▸ The request
Search the material for the word "Hard" and copy each line that holds it.

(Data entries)
•••••

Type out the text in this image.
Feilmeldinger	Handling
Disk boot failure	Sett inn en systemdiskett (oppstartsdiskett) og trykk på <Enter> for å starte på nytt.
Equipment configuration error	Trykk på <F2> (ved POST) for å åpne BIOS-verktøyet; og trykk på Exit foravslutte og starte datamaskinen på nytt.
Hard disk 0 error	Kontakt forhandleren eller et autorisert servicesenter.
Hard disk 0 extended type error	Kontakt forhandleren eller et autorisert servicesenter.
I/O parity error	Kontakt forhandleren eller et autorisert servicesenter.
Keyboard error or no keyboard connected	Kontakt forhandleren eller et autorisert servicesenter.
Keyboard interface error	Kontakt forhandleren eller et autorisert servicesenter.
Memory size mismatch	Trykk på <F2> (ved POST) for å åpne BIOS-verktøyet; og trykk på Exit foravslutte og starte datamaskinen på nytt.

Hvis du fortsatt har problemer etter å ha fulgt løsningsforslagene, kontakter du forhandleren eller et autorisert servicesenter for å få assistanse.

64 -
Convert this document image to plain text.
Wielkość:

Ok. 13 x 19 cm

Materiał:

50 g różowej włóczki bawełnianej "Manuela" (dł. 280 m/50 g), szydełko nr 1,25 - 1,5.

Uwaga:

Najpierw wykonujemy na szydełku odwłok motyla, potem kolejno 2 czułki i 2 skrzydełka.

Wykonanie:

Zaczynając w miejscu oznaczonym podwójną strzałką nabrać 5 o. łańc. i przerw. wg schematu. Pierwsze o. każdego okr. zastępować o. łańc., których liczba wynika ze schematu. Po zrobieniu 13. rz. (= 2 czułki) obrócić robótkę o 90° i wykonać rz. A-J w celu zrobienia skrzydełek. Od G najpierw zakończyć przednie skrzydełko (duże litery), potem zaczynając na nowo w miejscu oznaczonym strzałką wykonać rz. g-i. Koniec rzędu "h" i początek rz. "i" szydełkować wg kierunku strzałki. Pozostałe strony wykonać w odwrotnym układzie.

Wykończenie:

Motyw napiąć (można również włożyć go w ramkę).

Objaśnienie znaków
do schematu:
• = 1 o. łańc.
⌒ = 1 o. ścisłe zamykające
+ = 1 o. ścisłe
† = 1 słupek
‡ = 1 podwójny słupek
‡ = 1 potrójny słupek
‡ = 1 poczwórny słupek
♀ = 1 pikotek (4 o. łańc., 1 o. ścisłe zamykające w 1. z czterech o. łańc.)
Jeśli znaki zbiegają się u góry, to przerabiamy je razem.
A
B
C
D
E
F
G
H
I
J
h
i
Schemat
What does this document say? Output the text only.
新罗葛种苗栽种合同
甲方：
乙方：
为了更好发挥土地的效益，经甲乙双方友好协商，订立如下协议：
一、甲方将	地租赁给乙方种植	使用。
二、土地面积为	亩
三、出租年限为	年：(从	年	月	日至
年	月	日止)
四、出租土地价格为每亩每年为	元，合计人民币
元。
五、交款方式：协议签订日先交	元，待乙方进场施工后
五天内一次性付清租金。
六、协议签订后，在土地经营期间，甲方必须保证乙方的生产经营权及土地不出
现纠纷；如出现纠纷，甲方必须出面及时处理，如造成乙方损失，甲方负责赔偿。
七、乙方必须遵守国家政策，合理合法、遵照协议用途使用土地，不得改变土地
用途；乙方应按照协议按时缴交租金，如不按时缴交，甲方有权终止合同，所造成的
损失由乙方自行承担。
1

•••••

▸ Final result
Hard disk 0 error	Kontakt forhandleren eller et autorisert servicesenter.
Hard disk 0 extended type error	Kontakt forhandleren eller et autorisert servicesenter.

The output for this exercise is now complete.